>>>
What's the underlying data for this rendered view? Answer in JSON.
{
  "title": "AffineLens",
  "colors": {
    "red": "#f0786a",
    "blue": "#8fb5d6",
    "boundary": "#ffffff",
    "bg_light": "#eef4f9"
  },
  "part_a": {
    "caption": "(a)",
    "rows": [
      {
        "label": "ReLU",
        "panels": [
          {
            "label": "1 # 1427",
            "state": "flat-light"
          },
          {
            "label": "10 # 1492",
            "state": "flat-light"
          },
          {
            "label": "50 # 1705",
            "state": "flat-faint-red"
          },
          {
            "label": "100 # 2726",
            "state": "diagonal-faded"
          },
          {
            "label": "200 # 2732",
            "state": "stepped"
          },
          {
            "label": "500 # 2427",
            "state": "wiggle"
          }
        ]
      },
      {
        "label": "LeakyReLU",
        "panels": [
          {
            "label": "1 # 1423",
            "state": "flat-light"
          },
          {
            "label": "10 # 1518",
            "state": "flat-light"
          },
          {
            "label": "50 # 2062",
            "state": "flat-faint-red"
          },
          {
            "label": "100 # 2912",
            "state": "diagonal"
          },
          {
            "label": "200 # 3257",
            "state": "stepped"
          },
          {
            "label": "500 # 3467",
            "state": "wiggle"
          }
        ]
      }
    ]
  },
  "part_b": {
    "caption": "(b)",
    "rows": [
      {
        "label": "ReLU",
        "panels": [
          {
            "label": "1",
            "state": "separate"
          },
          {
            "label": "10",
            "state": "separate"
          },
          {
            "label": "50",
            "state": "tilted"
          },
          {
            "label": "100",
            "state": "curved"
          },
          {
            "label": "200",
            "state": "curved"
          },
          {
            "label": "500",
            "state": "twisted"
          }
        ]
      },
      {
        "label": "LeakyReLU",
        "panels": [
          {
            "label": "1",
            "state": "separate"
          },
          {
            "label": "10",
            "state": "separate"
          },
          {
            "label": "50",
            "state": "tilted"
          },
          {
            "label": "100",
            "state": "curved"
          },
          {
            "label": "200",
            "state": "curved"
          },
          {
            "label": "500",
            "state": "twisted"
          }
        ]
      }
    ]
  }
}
<<<
Directive:
Go through the listing above and restate it word for word.

Complete answer:
What's the underlying data for this rendered view? Answer in JSON.
{
  "title": "AffineLens",
  "colors": {
    "red": "#f0786a",
    "blue": "#8fb5d6",
    "boundary": "#ffffff",
    "bg_light": "#eef4f9"
  },
  "part_a": {
    "caption": "(a)",
    "rows": [
      {
        "label": "ReLU",
        "panels": [
          {
            "label": "1 # 1427",
            "state": "flat-light"
          },
          {
            "label": "10 # 1492",
            "state": "flat-light"
          },
          {
            "label": "50 # 1705",
            "state": "flat-faint-red"
          },
          {
            "label": "100 # 2726",
            "state": "diagonal-faded"
          },
          {
            "label": "200 # 2732",
            "state": "stepped"
          },
          {
            "label": "500 # 2427",
            "state": "wiggle"
          }
        ]
      },
      {
        "label": "LeakyReLU",
        "panels": [
          {
            "label": "1 # 1423",
            "state": "flat-light"
          },
          {
            "label": "10 # 1518",
            "state": "flat-light"
          },
          {
            "label": "50 # 2062",
            "state": "flat-faint-red"
          },
          {
            "label": "100 # 2912",
            "state": "diagonal"
          },
          {
            "label": "200 # 3257",
            "state": "stepped"
          },
          {
            "label": "500 # 3467",
            "state": "wiggle"
          }
        ]
      }
    ]
  },
  "part_b": {
    "caption": "(b)",
    "rows": [
      {
        "label": "ReLU",
        "panels": [
          {
            "label": "1",
            "state": "separate"
          },
          {
            "label": "10",
            "state": "separate"
          },
          {
            "label": "50",
            "state": "tilted"
          },
          {
            "label": "100",
            "state": "curved"
          },
          {
            "label": "200",
            "state": "curved"
          },
          {
            "label": "500",
            "state": "twisted"
          }
        ]
      },
      {
        "label": "LeakyReLU",
        "panels": [
          {
            "label": "1",
            "state": "separate"
          },
          {
            "label": "10",
            "state": "separate"
          },
          {
            "label": "50",
            "state": "tilted"
          },
          {
            "label": "100",
            "state": "curved"
          },
          {
            "label": "200",
            "state": "curved"
          },
          {
            "label": "500",
            "state": "twisted"
          }
        ]
      }
    ]
  }
}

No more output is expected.